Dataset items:
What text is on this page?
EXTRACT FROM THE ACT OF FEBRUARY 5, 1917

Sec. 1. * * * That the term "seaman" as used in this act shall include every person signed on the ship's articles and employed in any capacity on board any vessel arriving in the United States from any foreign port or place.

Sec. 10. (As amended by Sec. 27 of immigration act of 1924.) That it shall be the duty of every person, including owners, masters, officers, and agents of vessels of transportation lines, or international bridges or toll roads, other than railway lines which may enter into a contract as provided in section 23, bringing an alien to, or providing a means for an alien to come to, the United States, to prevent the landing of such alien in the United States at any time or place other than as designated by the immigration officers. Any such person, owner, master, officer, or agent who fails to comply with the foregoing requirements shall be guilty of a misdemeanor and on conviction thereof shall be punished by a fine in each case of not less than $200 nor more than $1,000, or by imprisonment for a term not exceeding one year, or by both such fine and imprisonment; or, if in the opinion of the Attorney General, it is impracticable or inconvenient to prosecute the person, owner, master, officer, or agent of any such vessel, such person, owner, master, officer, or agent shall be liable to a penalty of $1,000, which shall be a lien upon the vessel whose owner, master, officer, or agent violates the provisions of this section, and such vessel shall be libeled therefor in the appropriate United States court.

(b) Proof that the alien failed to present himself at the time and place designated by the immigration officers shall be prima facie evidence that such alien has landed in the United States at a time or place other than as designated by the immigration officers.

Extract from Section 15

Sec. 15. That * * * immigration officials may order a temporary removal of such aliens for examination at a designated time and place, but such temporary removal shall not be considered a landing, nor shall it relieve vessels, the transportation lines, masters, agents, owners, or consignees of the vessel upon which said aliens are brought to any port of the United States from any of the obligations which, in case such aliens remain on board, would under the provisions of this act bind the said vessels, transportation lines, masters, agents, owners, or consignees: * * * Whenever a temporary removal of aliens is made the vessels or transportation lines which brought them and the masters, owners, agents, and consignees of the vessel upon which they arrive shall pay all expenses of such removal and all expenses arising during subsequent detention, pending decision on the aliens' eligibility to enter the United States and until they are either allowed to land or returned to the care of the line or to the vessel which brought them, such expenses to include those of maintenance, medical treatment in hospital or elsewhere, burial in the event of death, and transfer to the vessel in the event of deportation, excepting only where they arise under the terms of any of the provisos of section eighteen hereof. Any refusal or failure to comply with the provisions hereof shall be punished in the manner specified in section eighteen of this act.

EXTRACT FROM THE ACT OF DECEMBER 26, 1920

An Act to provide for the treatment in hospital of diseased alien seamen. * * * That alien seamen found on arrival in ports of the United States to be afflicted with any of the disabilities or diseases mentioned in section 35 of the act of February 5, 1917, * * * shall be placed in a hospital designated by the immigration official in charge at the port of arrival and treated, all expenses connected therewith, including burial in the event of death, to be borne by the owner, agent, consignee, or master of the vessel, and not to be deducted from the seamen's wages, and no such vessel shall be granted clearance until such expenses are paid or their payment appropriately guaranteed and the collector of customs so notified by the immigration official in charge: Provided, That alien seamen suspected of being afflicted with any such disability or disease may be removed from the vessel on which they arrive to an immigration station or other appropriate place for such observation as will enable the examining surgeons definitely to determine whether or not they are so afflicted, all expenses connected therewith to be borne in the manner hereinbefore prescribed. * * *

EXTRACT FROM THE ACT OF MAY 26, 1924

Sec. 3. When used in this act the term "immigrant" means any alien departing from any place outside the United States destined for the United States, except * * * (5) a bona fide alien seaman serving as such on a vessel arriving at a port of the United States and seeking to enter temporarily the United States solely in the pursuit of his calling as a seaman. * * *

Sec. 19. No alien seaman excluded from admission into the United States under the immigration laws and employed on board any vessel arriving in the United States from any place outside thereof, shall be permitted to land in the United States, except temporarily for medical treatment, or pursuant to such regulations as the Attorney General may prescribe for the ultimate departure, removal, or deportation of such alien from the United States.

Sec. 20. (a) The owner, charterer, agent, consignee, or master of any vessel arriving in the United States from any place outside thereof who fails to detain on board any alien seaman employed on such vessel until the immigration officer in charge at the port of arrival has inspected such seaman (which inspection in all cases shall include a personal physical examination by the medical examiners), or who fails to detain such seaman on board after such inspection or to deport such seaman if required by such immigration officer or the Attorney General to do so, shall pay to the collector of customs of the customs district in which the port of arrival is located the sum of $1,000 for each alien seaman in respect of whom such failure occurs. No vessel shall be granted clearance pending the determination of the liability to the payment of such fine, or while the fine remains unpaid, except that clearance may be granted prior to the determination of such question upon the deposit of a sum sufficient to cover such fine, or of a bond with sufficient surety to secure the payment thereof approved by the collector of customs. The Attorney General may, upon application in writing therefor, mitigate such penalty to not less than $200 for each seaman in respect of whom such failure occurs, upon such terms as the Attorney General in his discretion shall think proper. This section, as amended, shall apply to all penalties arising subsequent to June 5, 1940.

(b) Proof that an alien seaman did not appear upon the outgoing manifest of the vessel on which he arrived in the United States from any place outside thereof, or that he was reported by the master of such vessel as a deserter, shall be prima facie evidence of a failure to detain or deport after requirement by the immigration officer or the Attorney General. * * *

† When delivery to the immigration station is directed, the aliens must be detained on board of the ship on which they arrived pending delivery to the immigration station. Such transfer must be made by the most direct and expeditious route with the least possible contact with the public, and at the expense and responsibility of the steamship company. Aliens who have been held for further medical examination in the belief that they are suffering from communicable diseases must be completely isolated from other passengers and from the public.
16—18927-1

Request => Faithfully transcribe the whole of the data.

Completed task =>
What text is on this page?
EXTRACT FROM THE ACT OF FEBRUARY 5, 1917

Sec. 1. * * * That the term "seaman" as used in this act shall include every person signed on the ship's articles and employed in any capacity on board any vessel arriving in the United States from any foreign port or place.

Sec. 10. (As amended by Sec. 27 of immigration act of 1924.) That it shall be the duty of every person, including owners, masters, officers, and agents of vessels of transportation lines, or international bridges or toll roads, other than railway lines which may enter into a contract as provided in section 23, bringing an alien to, or providing a means for an alien to come to, the United States, to prevent the landing of such alien in the United States at any time or place other than as designated by the immigration officers. Any such person, owner, master, officer, or agent who fails to comply with the foregoing requirements shall be guilty of a misdemeanor and on conviction thereof shall be punished by a fine in each case of not less than $200 nor more than $1,000, or by imprisonment for a term not exceeding one year, or by both such fine and imprisonment; or, if in the opinion of the Attorney General, it is impracticable or inconvenient to prosecute the person, owner, master, officer, or agent of any such vessel, such person, owner, master, officer, or agent shall be liable to a penalty of $1,000, which shall be a lien upon the vessel whose owner, master, officer, or agent violates the provisions of this section, and such vessel shall be libeled therefor in the appropriate United States court.

(b) Proof that the alien failed to present himself at the time and place designated by the immigration officers shall be prima facie evidence that such alien has landed in the United States at a time or place other than as designated by the immigration officers.

Extract from Section 15

Sec. 15. That * * * immigration officials may order a temporary removal of such aliens for examination at a designated time and place, but such temporary removal shall not be considered a landing, nor shall it relieve vessels, the transportation lines, masters, agents, owners, or consignees of the vessel upon which said aliens are brought to any port of the United States from any of the obligations which, in case such aliens remain on board, would under the provisions of this act bind the said vessels, transportation lines, masters, agents, owners, or consignees: * * * Whenever a temporary removal of aliens is made the vessels or transportation lines which brought them and the masters, owners, agents, and consignees of the vessel upon which they arrive shall pay all expenses of such removal and all expenses arising during subsequent detention, pending decision on the aliens' eligibility to enter the United States and until they are either allowed to land or returned to the care of the line or to the vessel which brought them, such expenses to include those of maintenance, medical treatment in hospital or elsewhere, burial in the event of death, and transfer to the vessel in the event of deportation, excepting only where they arise under the terms of any of the provisos of section eighteen hereof. Any refusal or failure to comply with the provisions hereof shall be punished in the manner specified in section eighteen of this act.

EXTRACT FROM THE ACT OF DECEMBER 26, 1920

An Act to provide for the treatment in hospital of diseased alien seamen. * * * That alien seamen found on arrival in ports of the United States to be afflicted with any of the disabilities or diseases mentioned in section 35 of the act of February 5, 1917, * * * shall be placed in a hospital designated by the immigration official in charge at the port of arrival and treated, all expenses connected therewith, including burial in the event of death, to be borne by the owner, agent, consignee, or master of the vessel, and not to be deducted from the seamen's wages, and no such vessel shall be granted clearance until such expenses are paid or their payment appropriately guaranteed and the collector of customs so notified by the immigration official in charge: Provided, That alien seamen suspected of being afflicted with any such disability or disease may be removed from the vessel on which they arrive to an immigration station or other appropriate place for such observation as will enable the examining surgeons definitely to determine whether or not they are so afflicted, all expenses connected therewith to be borne in the manner hereinbefore prescribed. * * *

EXTRACT FROM THE ACT OF MAY 26, 1924

Sec. 3. When used in this act the term "immigrant" means any alien departing from any place outside the United States destined for the United States, except * * * (5) a bona fide alien seaman serving as such on a vessel arriving at a port of the United States and seeking to enter temporarily the United States solely in the pursuit of his calling as a seaman. * * *

Sec. 19. No alien seaman excluded from admission into the United States under the immigration laws and employed on board any vessel arriving in the United States from any place outside thereof, shall be permitted to land in the United States, except temporarily for medical treatment, or pursuant to such regulations as the Attorney General may prescribe for the ultimate departure, removal, or deportation of such alien from the United States.

Sec. 20. (a) The owner, charterer, agent, consignee, or master of any vessel arriving in the United States from any place outside thereof who fails to detain on board any alien seaman employed on such vessel until the immigration officer in charge at the port of arrival has inspected such seaman (which inspection in all cases shall include a personal physical examination by the medical examiners), or who fails to detain such seaman on board after such inspection or to deport such seaman if required by such immigration officer or the Attorney General to do so, shall pay to the collector of customs of the customs district in which the port of arrival is located the sum of $1,000 for each alien seaman in respect of whom such failure occurs. No vessel shall be granted clearance pending the determination of the liability to the payment of such fine, or while the fine remains unpaid, except that clearance may be granted prior to the determination of such question upon the deposit of a sum sufficient to cover such fine, or of a bond with sufficient surety to secure the payment thereof approved by the collector of customs. The Attorney General may, upon application in writing therefor, mitigate such penalty to not less than $200 for each seaman in respect of whom such failure occurs, upon such terms as the Attorney General in his discretion shall think proper. This section, as amended, shall apply to all penalties arising subsequent to June 5, 1940.

(b) Proof that an alien seaman did not appear upon the outgoing manifest of the vessel on which he arrived in the United States from any place outside thereof, or that he was reported by the master of such vessel as a deserter, shall be prima facie evidence of a failure to detain or deport after requirement by the immigration officer or the Attorney General. * * *

† When delivery to the immigration station is directed, the aliens must be detained on board of the ship on which they arrived pending delivery to the immigration station. Such transfer must be made by the most direct and expeditious route with the least possible contact with the public, and at the expense and responsibility of the steamship company. Aliens who have been held for further medical examination in the belief that they are suffering from communicable diseases must be completely isolated from other passengers and from the public.
16—18927-1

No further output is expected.